Given text ▸
------------------------------------------------

The Board of Deputies of British Jews called the paper posted by the National Association of Muslim Police “disturbing” in its presentation of Jewish identity, history and the nature of antisemitism.
“If this is being circulated among officers, it poses a direct challenge to the integrity of policing and it should be withdrawn immediately,” the group said.
NAMP has distanced itself from the report and, in a statement, rejected any allegation that the group “supports Hamas.”
The 39-page paper titled “From Past Prejudices to Present Policies: Confronting anti-Muslim hatred and Promoting Human Rights,” was written by NAMP’s then-vice president, Khaldoun Kabbani, and published in July 2025. It says “Zionism represents one of the manifestations of anti-Muslim hatred”; likens the war in Gaza to the Holocaust; and disputes facts about Hamas’ Oct. 7, 2023, attack on Israel, including that Israeli children were killed.
The Spectator, a right-wing British newspaper, drew attention to the report in a piece published on Friday that said the report illuminated “the disturbing truth about the National Association of Muslim Police.” The group has a formal affiliation with 16 of 43 police departments in the U.K. and says it represents more than 20,000 officers.
Kabbani, a forensics officer, was briefly the chair of the Scottish Muslim Police Association but planned to move abroad after retiring earlier this year, according to a post by the group on LinkedIn.
The revelation of the NAMP report comes at a time of heightened tension over policing in the U.K., amid both a surge in anti-Jewish crimes and a renewed uproar over a December murder that has fueled allegations of “two-tier policing” that treats some victims differently from others. The Spectator referenced the victim, Henry Nowak, in the column about NAMP.
The NAMP report has spurred distress for many British Jews who are on edge amid a string of violent incidents targeting Jewish communities. The Campaign Against Antisemitism, a watchdog group, said its polling shows that 83% of British Jews do not think the police are doing enough to protect them — and that the report suggested their concerns were well founded.
“The people responsible for publishing this extremist screed on the official police.uk web domain are unfit to be police officers and must be immediately investigated by their respective forces’ professional standards departments and dismissed,” Steven Silverman, CAM’s director of investigations and enforcement, said in a statement.
“British Jews have long suffered two-tier policing that sees antisemitic crime go unpunished,” he said, adding that CAM would press the British government “ensure a clear message is being sent. This cannot pass with the document being quietly deleted.”
The report was removed from NAMP’s website over the weekend. The group distanced itself from the report in a statement published on Tuesday, saying that it had removed the report “immediately” after learning about its existence and emphasizing that the author was “no longer associated” with NAMP.
“We understand that the publication of this document has affected several communities, and we regret any concern, discomfort, or misunderstanding it may have caused,” the group said.

------------------------------------------------

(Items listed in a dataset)
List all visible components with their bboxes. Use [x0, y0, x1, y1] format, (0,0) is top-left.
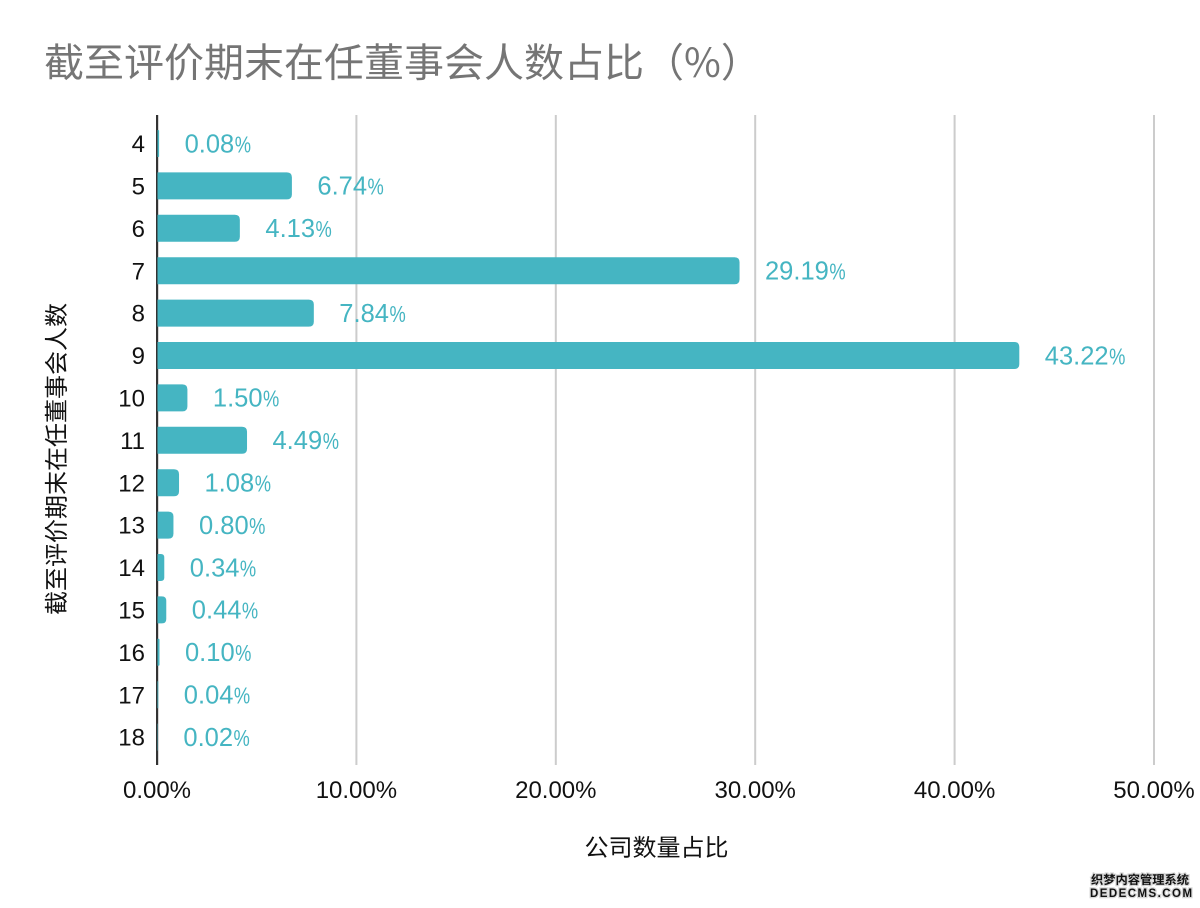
svg-text:17: 17: [118, 682, 145, 709]
svg-text:%: %: [235, 132, 251, 158]
svg-text:%: %: [829, 259, 845, 285]
svg-text:15: 15: [118, 598, 145, 625]
svg-text:18: 18: [118, 725, 145, 752]
svg-text:%: %: [316, 217, 332, 243]
svg-text:%: %: [235, 641, 251, 667]
svg-text:4: 4: [132, 131, 145, 158]
svg-text:%: %: [234, 683, 250, 709]
svg-text:0.08: 0.08: [185, 130, 235, 158]
svg-text:4.49: 4.49: [273, 427, 323, 455]
svg-text:43.22: 43.22: [1045, 342, 1109, 370]
svg-text:5: 5: [132, 174, 145, 201]
svg-text:6.74: 6.74: [317, 173, 367, 201]
svg-text:20.00%: 20.00%: [515, 777, 596, 804]
svg-text:%: %: [390, 302, 406, 328]
svg-text:14: 14: [118, 555, 145, 582]
svg-text:0.44: 0.44: [192, 597, 242, 625]
svg-text:4.13: 4.13: [265, 215, 315, 243]
svg-text:11: 11: [120, 428, 145, 455]
svg-text:16: 16: [118, 640, 145, 667]
svg-text:0.00%: 0.00%: [123, 777, 191, 804]
svg-text:12: 12: [118, 470, 145, 497]
svg-text:7: 7: [132, 258, 145, 285]
svg-text:1.50: 1.50: [213, 385, 263, 413]
svg-text:8: 8: [132, 301, 145, 328]
svg-text:6: 6: [132, 216, 145, 243]
svg-text:%: %: [255, 471, 271, 497]
svg-text:0.10: 0.10: [185, 639, 235, 667]
svg-text:0.34: 0.34: [190, 554, 240, 582]
svg-text:%: %: [263, 387, 279, 413]
svg-text:40.00%: 40.00%: [914, 777, 995, 804]
svg-text:29.19: 29.19: [765, 258, 829, 286]
svg-text:%: %: [323, 429, 339, 455]
svg-text:0.80: 0.80: [199, 512, 249, 540]
svg-text:%: %: [242, 599, 258, 625]
svg-text:%: %: [1109, 344, 1125, 370]
svg-text:7.84: 7.84: [339, 300, 389, 328]
svg-text:%: %: [249, 514, 265, 540]
svg-text:30.00%: 30.00%: [714, 777, 795, 804]
svg-text:%: %: [240, 556, 256, 582]
svg-text:50.00%: 50.00%: [1113, 777, 1194, 804]
svg-text:0.04: 0.04: [184, 682, 234, 710]
svg-text:%: %: [368, 175, 384, 201]
svg-text:0.02: 0.02: [183, 724, 233, 752]
svg-text:10: 10: [118, 386, 145, 413]
svg-text:9: 9: [132, 343, 145, 370]
svg-text:13: 13: [118, 513, 145, 540]
svg-text:10.00%: 10.00%: [316, 777, 397, 804]
svg-text:%: %: [234, 726, 250, 752]
svg-text:1.08: 1.08: [205, 470, 255, 498]
svg-text:DEDECMS.COM: DEDECMS.COM: [1090, 888, 1193, 900]
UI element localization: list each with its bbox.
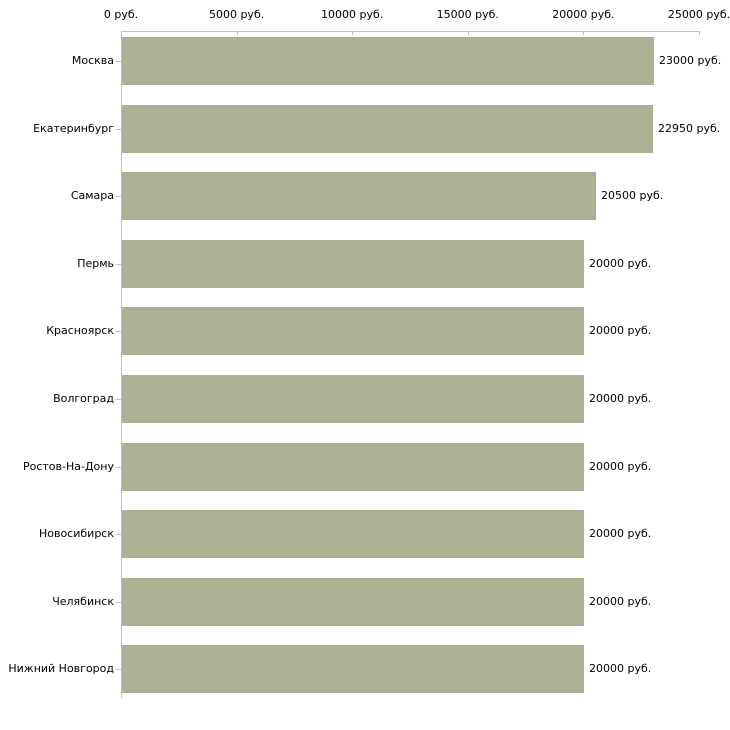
category-label: Красноярск — [46, 324, 114, 337]
x-axis-line — [121, 31, 700, 32]
category-tick-mark — [116, 467, 121, 468]
category-label: Ростов-На-Дону — [22, 460, 114, 473]
x-axis-tick-mark — [699, 31, 700, 35]
category-label: Самара — [70, 189, 114, 202]
x-axis-tick-label: 0 руб. — [103, 8, 139, 21]
bar — [122, 105, 653, 153]
value-label: 20000 руб. — [589, 257, 652, 270]
value-label: 20000 руб. — [589, 662, 652, 675]
value-label: 20000 руб. — [589, 595, 652, 608]
x-axis-tick-label: 10000 руб. — [321, 8, 384, 21]
category-tick-mark — [116, 669, 121, 670]
x-axis-tick-mark — [468, 31, 469, 35]
x-axis-tick-label: 5000 руб. — [208, 8, 265, 21]
bar — [122, 375, 584, 423]
category-tick-mark — [116, 61, 121, 62]
bar — [122, 645, 584, 693]
category-tick-mark — [116, 331, 121, 332]
value-label: 20000 руб. — [589, 527, 652, 540]
bar — [122, 443, 584, 491]
category-label: Пермь — [77, 257, 114, 270]
category-label: Нижний Новгород — [8, 662, 114, 675]
category-tick-mark — [116, 399, 121, 400]
value-label: 22950 руб. — [658, 122, 721, 135]
category-tick-mark — [116, 534, 121, 535]
bar — [122, 578, 584, 626]
bar — [122, 240, 584, 288]
x-axis-tick-mark — [583, 31, 584, 35]
bar — [122, 510, 584, 558]
bar — [122, 172, 596, 220]
category-label: Москва — [71, 54, 114, 67]
x-axis-tick-label: 20000 руб. — [552, 8, 615, 21]
category-tick-mark — [116, 264, 121, 265]
x-axis-tick-mark — [237, 31, 238, 35]
value-label: 23000 руб. — [659, 54, 722, 67]
category-label: Новосибирск — [38, 527, 114, 540]
value-label: 20500 руб. — [601, 189, 664, 202]
value-label: 20000 руб. — [589, 324, 652, 337]
category-label: Екатеринбург — [33, 122, 114, 135]
category-tick-mark — [116, 129, 121, 130]
x-axis-tick-mark — [352, 31, 353, 35]
y-axis-line — [121, 31, 122, 698]
value-label: 20000 руб. — [589, 460, 652, 473]
bar — [122, 37, 654, 85]
value-label: 20000 руб. — [589, 392, 652, 405]
x-axis-tick-label: 25000 руб. — [667, 8, 730, 21]
category-label: Челябинск — [52, 595, 114, 608]
x-axis-tick-label: 15000 руб. — [436, 8, 499, 21]
bar — [122, 307, 584, 355]
category-label: Волгоград — [53, 392, 114, 405]
category-tick-mark — [116, 602, 121, 603]
category-tick-mark — [116, 196, 121, 197]
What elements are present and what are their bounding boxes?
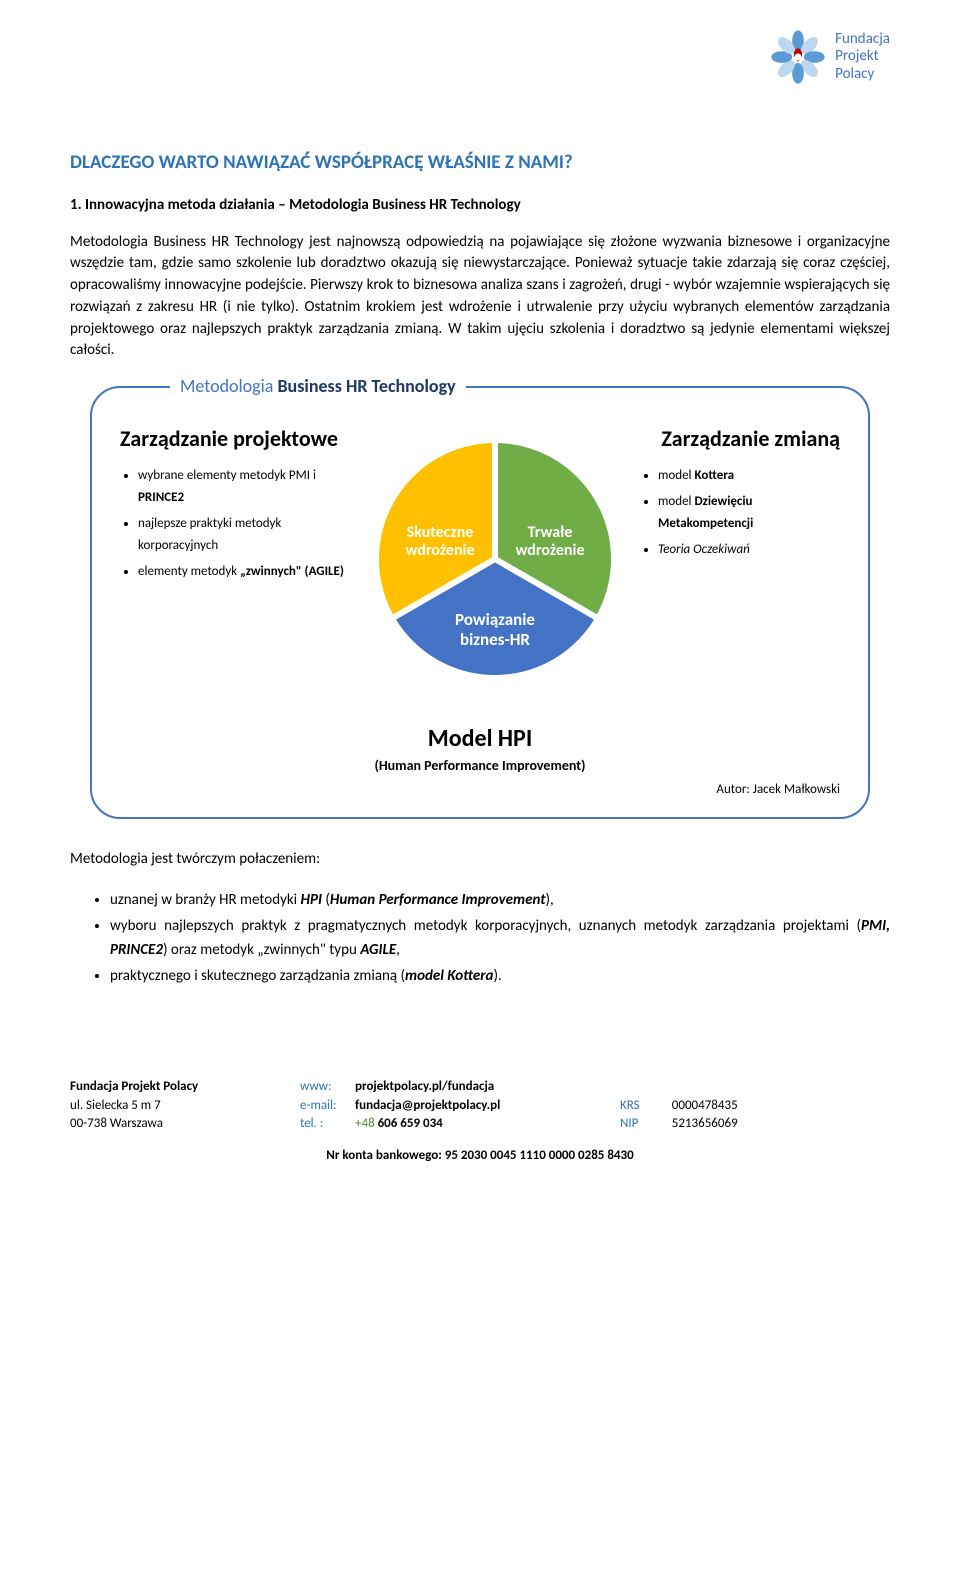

------------------------------------------------

Written request ▸ From the article on the NAMP report, print the passage between "The Board of" and "nature of antisemitism.", inclusive.

Finished task ▸
The Board of Deputies of British Jews called the paper posted by the National Association of Muslim Police “disturbing” in its presentation of Jewish identity, history and the nature of antisemitism.